* [SET EXERCISE] Check every line of the data below for the string "kind", and copy the ones that hold it.

* [DATASET ROWS]
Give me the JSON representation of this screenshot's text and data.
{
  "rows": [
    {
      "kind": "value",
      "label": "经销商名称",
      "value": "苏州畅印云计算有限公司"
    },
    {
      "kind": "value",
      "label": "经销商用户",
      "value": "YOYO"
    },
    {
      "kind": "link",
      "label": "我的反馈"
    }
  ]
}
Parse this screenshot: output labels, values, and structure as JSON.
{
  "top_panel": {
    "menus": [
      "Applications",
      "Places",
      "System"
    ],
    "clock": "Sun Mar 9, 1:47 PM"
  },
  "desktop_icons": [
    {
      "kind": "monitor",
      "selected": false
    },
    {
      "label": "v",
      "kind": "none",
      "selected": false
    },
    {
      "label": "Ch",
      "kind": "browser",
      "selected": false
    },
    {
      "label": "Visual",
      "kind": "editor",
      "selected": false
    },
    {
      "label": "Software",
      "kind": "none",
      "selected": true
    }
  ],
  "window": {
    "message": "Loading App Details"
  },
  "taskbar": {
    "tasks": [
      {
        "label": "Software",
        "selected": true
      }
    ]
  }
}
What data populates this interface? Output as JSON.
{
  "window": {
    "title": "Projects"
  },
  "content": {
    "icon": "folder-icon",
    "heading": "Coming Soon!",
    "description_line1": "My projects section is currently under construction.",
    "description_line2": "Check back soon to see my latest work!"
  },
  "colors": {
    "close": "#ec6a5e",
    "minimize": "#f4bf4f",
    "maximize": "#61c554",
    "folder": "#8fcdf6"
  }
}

* [ANSWER TO THE TASK]
      "kind": "value",
      "kind": "value",
      "kind": "link",
      "kind": "monitor",
      "kind": "none",
      "kind": "browser",
      "kind": "editor",
      "kind": "none",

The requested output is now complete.